PROBLEM STATEMENT:
Copy out the records below word for word.

DATA EXCERPTS:

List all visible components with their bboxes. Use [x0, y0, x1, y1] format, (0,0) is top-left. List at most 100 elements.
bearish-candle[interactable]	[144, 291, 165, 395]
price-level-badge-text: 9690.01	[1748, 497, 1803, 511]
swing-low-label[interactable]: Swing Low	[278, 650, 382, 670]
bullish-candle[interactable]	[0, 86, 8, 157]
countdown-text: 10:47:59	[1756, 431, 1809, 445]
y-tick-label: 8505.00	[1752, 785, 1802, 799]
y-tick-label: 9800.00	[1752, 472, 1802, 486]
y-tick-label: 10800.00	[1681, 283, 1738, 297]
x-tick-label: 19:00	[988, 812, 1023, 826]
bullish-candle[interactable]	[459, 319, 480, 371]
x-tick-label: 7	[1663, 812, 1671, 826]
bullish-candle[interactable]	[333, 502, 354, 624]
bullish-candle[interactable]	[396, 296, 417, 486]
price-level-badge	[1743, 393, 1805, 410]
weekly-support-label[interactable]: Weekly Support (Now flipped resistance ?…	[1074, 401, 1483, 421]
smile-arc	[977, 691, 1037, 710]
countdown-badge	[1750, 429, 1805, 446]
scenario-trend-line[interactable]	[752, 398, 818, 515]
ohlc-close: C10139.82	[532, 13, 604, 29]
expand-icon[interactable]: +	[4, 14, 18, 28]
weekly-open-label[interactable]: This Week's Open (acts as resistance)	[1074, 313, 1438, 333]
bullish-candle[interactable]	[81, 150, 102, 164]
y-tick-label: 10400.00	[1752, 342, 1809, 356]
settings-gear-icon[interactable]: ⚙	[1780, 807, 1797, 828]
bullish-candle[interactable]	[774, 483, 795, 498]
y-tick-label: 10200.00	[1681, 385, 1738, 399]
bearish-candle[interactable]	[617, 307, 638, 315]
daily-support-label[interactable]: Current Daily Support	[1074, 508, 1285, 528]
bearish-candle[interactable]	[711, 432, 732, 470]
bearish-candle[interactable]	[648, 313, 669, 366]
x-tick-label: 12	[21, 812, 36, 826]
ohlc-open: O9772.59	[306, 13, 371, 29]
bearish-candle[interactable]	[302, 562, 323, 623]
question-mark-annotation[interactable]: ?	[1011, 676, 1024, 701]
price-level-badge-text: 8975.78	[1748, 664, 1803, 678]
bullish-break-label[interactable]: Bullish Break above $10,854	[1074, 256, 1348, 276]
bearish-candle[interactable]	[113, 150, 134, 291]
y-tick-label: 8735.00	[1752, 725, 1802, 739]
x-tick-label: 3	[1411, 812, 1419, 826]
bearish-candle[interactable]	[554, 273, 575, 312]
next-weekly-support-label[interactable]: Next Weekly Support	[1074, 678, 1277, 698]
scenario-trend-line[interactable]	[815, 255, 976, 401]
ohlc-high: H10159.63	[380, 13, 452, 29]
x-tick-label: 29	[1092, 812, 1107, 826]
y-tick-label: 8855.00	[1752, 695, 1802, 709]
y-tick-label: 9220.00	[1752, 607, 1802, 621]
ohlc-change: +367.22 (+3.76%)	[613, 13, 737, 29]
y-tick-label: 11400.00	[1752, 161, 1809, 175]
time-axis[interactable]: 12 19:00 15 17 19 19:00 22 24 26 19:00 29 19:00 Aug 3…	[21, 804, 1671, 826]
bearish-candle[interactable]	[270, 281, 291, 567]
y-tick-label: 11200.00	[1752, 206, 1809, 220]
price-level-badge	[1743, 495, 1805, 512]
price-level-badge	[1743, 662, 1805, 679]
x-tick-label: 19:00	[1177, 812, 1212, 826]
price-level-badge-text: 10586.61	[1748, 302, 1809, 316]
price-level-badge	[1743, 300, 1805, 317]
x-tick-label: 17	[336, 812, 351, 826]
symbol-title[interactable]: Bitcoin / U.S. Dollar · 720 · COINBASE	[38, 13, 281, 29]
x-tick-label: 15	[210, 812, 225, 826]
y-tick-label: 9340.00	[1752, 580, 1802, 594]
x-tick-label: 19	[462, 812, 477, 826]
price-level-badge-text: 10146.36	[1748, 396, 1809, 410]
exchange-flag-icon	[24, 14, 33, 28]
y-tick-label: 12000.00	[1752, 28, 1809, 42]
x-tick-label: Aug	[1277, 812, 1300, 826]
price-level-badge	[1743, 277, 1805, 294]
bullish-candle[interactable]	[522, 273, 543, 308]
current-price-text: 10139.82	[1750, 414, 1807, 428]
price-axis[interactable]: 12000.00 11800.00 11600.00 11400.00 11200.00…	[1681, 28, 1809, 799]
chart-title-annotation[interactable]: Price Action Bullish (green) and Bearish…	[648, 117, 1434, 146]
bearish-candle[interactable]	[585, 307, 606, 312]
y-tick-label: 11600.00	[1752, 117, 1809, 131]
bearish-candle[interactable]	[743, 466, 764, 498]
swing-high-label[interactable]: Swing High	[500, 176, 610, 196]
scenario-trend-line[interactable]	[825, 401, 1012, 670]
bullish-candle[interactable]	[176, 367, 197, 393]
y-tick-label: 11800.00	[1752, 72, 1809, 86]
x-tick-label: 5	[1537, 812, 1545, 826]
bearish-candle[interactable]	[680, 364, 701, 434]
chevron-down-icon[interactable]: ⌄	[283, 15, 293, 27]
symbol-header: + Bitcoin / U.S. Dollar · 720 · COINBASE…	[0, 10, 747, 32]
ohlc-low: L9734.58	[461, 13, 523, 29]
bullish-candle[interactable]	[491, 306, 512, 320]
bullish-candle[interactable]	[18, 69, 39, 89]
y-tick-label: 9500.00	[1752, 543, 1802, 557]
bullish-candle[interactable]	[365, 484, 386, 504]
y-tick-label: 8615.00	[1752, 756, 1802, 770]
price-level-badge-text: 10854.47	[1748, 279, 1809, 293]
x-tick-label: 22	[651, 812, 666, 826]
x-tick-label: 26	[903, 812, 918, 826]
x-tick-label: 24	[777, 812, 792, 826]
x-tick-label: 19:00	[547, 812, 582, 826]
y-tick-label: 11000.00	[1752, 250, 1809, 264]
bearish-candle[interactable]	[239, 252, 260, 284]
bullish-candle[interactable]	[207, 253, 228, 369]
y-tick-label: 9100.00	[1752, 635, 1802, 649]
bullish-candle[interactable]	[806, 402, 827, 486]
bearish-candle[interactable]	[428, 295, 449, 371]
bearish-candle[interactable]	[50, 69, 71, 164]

SOLUTION TO THE EXERCISE:
List all visible components with their bboxes. Use [x0, y0, x1, y1] format, (0,0) is top-left. List at most 100 elements.
bearish-candle[interactable]	[144, 291, 165, 395]
price-level-badge-text: 9690.01	[1748, 497, 1803, 511]
swing-low-label[interactable]: Swing Low	[278, 650, 382, 670]
bullish-candle[interactable]	[0, 86, 8, 157]
countdown-text: 10:47:59	[1756, 431, 1809, 445]
y-tick-label: 8505.00	[1752, 785, 1802, 799]
y-tick-label: 9800.00	[1752, 472, 1802, 486]
y-tick-label: 10800.00	[1681, 283, 1738, 297]
x-tick-label: 19:00	[988, 812, 1023, 826]
bullish-candle[interactable]	[459, 319, 480, 371]
x-tick-label: 7	[1663, 812, 1671, 826]
bullish-candle[interactable]	[333, 502, 354, 624]
bullish-candle[interactable]	[396, 296, 417, 486]
price-level-badge	[1743, 393, 1805, 410]
weekly-support-label[interactable]: Weekly Support (Now flipped resistance ?…	[1074, 401, 1483, 421]
smile-arc	[977, 691, 1037, 710]
countdown-badge	[1750, 429, 1805, 446]
scenario-trend-line[interactable]	[752, 398, 818, 515]
ohlc-close: C10139.82	[532, 13, 604, 29]
expand-icon[interactable]: +	[4, 14, 18, 28]
weekly-open-label[interactable]: This Week's Open (acts as resistance)	[1074, 313, 1438, 333]
bullish-candle[interactable]	[81, 150, 102, 164]
y-tick-label: 10400.00	[1752, 342, 1809, 356]
settings-gear-icon[interactable]: ⚙	[1780, 807, 1797, 828]
bullish-candle[interactable]	[774, 483, 795, 498]
y-tick-label: 10200.00	[1681, 385, 1738, 399]
bearish-candle[interactable]	[617, 307, 638, 315]
daily-support-label[interactable]: Current Daily Support	[1074, 508, 1285, 528]
bearish-candle[interactable]	[711, 432, 732, 470]
bearish-candle[interactable]	[648, 313, 669, 366]
x-tick-label: 12	[21, 812, 36, 826]
ohlc-open: O9772.59	[306, 13, 371, 29]
bearish-candle[interactable]	[302, 562, 323, 623]
question-mark-annotation[interactable]: ?	[1011, 676, 1024, 701]
price-level-badge-text: 8975.78	[1748, 664, 1803, 678]
bullish-break-label[interactable]: Bullish Break above $10,854	[1074, 256, 1348, 276]
bearish-candle[interactable]	[113, 150, 134, 291]
y-tick-label: 8735.00	[1752, 725, 1802, 739]
x-tick-label: 3	[1411, 812, 1419, 826]
bearish-candle[interactable]	[554, 273, 575, 312]
next-weekly-support-label[interactable]: Next Weekly Support	[1074, 678, 1277, 698]
scenario-trend-line[interactable]	[815, 255, 976, 401]
ohlc-high: H10159.63	[380, 13, 452, 29]
x-tick-label: 29	[1092, 812, 1107, 826]
y-tick-label: 8855.00	[1752, 695, 1802, 709]
y-tick-label: 9220.00	[1752, 607, 1802, 621]
ohlc-change: +367.22 (+3.76%)	[613, 13, 737, 29]
y-tick-label: 11400.00	[1752, 161, 1809, 175]
time-axis[interactable]: 12 19:00 15 17 19 19:00 22 24 26 19:00 29 19:00 Aug 3…	[21, 804, 1671, 826]
bearish-candle[interactable]	[270, 281, 291, 567]
y-tick-label: 11200.00	[1752, 206, 1809, 220]
price-level-badge	[1743, 495, 1805, 512]
price-level-badge	[1743, 662, 1805, 679]
x-tick-label: 19:00	[1177, 812, 1212, 826]
price-level-badge-text: 10586.61	[1748, 302, 1809, 316]
price-level-badge	[1743, 300, 1805, 317]
x-tick-label: 17	[336, 812, 351, 826]
symbol-title[interactable]: Bitcoin / U.S. Dollar · 720 · COINBASE	[38, 13, 281, 29]
x-tick-label: 15	[210, 812, 225, 826]
y-tick-label: 9340.00	[1752, 580, 1802, 594]
x-tick-label: 19	[462, 812, 477, 826]
price-level-badge-text: 10146.36	[1748, 396, 1809, 410]
exchange-flag-icon	[24, 14, 33, 28]
y-tick-label: 12000.00	[1752, 28, 1809, 42]
x-tick-label: Aug	[1277, 812, 1300, 826]
price-level-badge	[1743, 277, 1805, 294]
bullish-candle[interactable]	[522, 273, 543, 308]
current-price-text: 10139.82	[1750, 414, 1807, 428]
price-axis[interactable]: 12000.00 11800.00 11600.00 11400.00 11200.00…	[1681, 28, 1809, 799]
chart-title-annotation[interactable]: Price Action Bullish (green) and Bearish…	[648, 117, 1434, 146]
bearish-candle[interactable]	[585, 307, 606, 312]
y-tick-label: 11600.00	[1752, 117, 1809, 131]
bearish-candle[interactable]	[743, 466, 764, 498]
swing-high-label[interactable]: Swing High	[500, 176, 610, 196]
scenario-trend-line[interactable]	[825, 401, 1012, 670]
bullish-candle[interactable]	[176, 367, 197, 393]
y-tick-label: 11800.00	[1752, 72, 1809, 86]
x-tick-label: 5	[1537, 812, 1545, 826]
bearish-candle[interactable]	[680, 364, 701, 434]
chevron-down-icon[interactable]: ⌄	[283, 15, 293, 27]
symbol-header: + Bitcoin / U.S. Dollar · 720 · COINBASE…	[0, 10, 747, 32]
ohlc-low: L9734.58	[461, 13, 523, 29]
bullish-candle[interactable]	[491, 306, 512, 320]
bullish-candle[interactable]	[18, 69, 39, 89]
y-tick-label: 9500.00	[1752, 543, 1802, 557]
bullish-candle[interactable]	[365, 484, 386, 504]
y-tick-label: 8615.00	[1752, 756, 1802, 770]
price-level-badge-text: 10854.47	[1748, 279, 1809, 293]
x-tick-label: 22	[651, 812, 666, 826]
x-tick-label: 26	[903, 812, 918, 826]
x-tick-label: 24	[777, 812, 792, 826]
x-tick-label: 19:00	[547, 812, 582, 826]
y-tick-label: 11000.00	[1752, 250, 1809, 264]
bearish-candle[interactable]	[239, 252, 260, 284]
bullish-candle[interactable]	[207, 253, 228, 369]
y-tick-label: 9100.00	[1752, 635, 1802, 649]
bullish-candle[interactable]	[806, 402, 827, 486]
bearish-candle[interactable]	[428, 295, 449, 371]
bearish-candle[interactable]	[50, 69, 71, 164]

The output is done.